[Dataset records]
● ● ● ● ● ● ●

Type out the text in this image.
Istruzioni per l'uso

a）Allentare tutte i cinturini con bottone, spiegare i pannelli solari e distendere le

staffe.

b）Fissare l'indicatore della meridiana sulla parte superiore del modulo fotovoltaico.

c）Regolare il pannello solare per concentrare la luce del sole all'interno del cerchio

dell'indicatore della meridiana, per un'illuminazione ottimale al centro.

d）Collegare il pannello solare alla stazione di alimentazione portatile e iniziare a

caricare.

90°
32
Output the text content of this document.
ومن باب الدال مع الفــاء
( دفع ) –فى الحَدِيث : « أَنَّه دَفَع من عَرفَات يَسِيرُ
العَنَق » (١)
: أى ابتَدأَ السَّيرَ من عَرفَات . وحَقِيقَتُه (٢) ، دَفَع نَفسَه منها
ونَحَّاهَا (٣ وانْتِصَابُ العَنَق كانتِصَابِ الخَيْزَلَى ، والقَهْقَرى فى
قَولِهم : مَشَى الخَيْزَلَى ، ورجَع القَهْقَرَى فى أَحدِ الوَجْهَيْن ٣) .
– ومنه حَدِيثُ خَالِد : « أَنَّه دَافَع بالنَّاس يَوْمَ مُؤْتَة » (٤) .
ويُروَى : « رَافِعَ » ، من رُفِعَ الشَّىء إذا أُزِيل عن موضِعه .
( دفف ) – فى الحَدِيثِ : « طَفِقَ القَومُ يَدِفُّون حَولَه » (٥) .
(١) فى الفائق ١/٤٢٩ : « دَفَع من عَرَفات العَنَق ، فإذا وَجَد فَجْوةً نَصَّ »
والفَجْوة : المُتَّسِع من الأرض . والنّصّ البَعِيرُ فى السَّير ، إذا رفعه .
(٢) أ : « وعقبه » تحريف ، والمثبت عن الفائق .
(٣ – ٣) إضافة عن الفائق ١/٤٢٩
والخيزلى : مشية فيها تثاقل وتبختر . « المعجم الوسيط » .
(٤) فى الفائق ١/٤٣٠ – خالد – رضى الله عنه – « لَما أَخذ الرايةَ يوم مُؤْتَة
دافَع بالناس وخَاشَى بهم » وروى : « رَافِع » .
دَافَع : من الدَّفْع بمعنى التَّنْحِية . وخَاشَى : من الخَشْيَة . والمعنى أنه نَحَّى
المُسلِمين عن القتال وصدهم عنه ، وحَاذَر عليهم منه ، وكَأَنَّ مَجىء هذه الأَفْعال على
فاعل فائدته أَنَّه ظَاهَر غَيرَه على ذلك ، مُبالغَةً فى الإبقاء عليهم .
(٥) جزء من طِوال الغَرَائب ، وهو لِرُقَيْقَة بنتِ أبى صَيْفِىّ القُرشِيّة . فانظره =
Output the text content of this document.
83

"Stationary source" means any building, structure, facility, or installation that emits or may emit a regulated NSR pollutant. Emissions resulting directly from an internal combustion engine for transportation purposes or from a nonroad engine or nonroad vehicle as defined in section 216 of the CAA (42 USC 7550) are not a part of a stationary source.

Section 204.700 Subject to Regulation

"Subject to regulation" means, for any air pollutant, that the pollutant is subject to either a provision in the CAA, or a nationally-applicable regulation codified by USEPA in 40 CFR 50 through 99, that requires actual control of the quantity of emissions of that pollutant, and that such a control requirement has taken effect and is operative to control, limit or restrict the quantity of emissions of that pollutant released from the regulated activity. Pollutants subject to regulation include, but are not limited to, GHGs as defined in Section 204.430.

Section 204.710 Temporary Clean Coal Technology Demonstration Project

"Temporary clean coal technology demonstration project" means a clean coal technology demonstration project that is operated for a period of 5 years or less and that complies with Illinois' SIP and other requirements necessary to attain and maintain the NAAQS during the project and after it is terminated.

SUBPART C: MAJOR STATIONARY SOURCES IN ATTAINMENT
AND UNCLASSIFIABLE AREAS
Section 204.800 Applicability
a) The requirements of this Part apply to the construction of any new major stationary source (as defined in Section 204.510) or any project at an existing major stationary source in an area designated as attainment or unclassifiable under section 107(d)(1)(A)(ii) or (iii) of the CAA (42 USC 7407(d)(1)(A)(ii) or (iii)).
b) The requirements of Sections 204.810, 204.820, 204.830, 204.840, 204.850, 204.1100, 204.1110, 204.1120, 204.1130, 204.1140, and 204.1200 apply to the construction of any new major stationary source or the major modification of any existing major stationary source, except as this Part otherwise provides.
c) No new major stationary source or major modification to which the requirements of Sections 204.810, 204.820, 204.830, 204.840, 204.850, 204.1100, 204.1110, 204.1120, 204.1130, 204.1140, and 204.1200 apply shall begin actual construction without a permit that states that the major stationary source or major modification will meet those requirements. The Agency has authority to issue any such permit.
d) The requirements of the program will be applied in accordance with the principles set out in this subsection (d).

● ● ● ● ● ● ●

> _Objective_
In the entries above, identify each line that includes the string "pannello", then copy it.

> _Response to this exercise_
c）Regolare il pannello solare per concentrare la luce del sole all'interno del cerchio
d）Collegare il pannello solare alla stazione di alimentazione portatile e iniziare a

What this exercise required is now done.